====== Given records ======

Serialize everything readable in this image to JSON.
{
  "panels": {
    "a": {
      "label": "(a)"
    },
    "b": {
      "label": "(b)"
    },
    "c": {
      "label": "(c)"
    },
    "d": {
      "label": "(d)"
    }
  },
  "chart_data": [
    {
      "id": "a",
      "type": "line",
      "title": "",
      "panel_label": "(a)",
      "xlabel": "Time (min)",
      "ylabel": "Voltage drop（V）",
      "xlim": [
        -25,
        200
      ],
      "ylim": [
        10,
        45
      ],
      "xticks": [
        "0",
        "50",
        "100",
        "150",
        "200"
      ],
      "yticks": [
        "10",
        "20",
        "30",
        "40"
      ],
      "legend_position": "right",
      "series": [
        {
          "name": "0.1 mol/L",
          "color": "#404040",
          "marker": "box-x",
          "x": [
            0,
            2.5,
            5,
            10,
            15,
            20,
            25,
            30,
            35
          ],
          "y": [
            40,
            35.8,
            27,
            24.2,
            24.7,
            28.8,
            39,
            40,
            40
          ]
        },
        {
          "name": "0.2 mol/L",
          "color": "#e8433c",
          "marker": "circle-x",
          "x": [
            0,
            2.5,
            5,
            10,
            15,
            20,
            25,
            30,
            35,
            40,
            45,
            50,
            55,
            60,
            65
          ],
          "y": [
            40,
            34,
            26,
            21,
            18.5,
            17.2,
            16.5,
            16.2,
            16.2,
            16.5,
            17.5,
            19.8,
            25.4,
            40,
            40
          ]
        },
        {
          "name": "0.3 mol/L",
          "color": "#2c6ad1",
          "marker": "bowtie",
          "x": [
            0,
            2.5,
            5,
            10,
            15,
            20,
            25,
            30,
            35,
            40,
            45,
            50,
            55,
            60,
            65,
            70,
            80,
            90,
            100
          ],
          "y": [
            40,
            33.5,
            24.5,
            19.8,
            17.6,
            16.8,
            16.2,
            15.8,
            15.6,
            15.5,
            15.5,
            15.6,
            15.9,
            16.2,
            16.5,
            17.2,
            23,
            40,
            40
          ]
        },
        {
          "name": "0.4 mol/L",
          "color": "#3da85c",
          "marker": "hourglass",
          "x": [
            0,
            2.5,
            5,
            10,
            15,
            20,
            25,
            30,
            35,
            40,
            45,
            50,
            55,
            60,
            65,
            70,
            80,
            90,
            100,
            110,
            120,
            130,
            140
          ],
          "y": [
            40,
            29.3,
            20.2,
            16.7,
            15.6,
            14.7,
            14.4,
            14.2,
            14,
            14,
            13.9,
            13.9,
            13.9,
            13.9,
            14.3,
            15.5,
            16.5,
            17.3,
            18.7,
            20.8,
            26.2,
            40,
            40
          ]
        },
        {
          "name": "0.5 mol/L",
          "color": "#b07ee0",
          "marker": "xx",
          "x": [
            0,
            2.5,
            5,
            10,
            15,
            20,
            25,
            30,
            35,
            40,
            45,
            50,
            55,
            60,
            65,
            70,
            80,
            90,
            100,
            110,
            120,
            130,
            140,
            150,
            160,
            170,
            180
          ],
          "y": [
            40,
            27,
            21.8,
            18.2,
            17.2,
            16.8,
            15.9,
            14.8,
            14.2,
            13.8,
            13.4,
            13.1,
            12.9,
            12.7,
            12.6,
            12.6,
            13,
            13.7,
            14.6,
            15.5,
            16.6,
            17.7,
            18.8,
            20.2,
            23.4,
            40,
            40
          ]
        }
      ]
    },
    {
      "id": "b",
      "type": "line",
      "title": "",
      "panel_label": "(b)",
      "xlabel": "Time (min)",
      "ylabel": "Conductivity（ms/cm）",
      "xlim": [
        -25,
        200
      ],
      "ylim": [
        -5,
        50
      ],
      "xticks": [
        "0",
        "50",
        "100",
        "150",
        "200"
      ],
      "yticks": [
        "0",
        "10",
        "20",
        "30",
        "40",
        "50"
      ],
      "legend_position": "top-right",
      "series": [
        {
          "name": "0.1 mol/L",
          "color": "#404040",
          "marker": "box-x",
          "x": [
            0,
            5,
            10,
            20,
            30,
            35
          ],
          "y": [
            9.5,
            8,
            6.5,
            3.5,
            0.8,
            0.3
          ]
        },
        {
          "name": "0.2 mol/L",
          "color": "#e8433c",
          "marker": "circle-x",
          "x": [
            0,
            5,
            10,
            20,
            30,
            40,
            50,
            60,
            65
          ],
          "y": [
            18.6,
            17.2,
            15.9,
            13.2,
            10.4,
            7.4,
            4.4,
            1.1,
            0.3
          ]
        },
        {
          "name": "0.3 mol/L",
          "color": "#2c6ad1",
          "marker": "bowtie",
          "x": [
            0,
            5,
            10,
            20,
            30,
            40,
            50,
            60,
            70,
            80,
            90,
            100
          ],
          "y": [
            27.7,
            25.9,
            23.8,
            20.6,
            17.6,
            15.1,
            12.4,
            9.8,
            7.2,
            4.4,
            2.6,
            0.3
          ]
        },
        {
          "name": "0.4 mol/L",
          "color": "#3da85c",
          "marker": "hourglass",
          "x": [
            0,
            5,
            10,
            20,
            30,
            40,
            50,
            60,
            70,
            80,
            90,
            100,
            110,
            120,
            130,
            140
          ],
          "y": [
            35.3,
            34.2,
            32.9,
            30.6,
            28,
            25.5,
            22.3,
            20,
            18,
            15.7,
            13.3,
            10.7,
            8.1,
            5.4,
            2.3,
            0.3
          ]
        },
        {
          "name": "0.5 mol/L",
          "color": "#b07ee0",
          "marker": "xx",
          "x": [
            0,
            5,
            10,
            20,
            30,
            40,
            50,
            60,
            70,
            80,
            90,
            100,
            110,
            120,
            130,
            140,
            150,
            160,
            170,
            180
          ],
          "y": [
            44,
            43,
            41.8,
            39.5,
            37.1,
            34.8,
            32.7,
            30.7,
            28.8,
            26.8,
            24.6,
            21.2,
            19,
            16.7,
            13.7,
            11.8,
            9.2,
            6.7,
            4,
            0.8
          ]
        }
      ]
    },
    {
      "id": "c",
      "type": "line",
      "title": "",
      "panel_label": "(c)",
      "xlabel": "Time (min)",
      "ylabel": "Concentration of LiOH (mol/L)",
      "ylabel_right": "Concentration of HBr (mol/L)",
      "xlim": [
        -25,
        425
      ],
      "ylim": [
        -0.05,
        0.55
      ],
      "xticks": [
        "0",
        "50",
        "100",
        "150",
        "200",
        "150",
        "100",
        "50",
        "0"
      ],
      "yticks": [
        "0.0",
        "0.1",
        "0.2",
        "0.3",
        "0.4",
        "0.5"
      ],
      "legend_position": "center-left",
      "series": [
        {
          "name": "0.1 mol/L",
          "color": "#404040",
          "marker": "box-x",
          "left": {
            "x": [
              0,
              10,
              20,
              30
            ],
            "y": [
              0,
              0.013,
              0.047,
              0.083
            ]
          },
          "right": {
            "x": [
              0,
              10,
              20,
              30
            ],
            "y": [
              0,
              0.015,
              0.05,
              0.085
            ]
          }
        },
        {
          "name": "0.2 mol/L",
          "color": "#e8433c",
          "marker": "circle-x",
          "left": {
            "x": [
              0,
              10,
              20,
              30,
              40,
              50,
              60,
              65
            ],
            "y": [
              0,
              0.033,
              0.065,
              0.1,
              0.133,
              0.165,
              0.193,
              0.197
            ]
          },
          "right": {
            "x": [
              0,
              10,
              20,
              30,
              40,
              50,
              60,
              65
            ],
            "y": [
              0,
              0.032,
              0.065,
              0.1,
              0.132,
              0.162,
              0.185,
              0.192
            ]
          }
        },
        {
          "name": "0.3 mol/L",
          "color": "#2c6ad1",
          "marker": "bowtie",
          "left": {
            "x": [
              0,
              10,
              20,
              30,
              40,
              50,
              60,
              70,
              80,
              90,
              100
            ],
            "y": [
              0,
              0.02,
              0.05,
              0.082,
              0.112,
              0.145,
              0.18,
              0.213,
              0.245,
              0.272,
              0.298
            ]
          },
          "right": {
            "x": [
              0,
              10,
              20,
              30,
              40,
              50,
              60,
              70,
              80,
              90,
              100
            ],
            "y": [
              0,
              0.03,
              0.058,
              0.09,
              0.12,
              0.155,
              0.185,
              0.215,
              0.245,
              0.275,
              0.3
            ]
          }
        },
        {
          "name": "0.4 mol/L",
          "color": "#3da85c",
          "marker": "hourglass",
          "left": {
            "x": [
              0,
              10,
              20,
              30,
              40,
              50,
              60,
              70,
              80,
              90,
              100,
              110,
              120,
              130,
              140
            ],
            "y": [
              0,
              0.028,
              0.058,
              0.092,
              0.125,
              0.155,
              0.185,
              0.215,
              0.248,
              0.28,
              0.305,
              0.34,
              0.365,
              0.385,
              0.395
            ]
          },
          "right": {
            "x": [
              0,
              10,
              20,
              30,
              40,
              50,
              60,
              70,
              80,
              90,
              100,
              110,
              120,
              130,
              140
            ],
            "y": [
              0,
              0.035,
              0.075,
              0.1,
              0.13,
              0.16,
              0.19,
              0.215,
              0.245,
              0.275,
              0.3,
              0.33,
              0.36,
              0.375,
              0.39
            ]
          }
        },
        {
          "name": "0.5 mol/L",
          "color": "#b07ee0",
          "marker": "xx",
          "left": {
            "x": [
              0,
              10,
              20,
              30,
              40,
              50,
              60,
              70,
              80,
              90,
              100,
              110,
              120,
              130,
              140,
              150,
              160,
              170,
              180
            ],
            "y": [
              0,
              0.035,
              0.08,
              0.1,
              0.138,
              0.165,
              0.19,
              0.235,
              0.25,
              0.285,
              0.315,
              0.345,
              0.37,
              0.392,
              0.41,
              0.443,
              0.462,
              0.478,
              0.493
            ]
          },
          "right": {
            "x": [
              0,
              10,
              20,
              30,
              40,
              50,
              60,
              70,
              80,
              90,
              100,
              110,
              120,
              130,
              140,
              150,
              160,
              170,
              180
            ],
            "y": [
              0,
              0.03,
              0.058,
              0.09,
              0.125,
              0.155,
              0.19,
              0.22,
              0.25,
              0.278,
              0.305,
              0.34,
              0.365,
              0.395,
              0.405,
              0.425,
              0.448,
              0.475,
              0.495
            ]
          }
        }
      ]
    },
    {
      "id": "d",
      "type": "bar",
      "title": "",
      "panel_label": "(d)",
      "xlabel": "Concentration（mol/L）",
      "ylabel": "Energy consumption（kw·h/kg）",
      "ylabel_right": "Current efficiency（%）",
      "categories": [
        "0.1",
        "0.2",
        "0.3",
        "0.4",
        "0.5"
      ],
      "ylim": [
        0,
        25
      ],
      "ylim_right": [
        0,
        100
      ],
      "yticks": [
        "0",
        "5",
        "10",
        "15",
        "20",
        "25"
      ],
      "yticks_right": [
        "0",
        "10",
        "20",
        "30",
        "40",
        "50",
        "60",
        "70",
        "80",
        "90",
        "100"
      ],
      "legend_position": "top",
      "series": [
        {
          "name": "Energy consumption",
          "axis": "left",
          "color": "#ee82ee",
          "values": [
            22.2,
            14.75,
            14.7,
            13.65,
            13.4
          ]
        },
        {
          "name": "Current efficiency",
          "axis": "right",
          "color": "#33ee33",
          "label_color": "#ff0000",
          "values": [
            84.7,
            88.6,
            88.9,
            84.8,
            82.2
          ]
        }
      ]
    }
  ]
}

======

» **Set exercise**
Pick out every line with the string "efficiency" and copy it.

» **The solution**
      "ylabel_right": "Current efficiency（%）",
          "name": "Current efficiency",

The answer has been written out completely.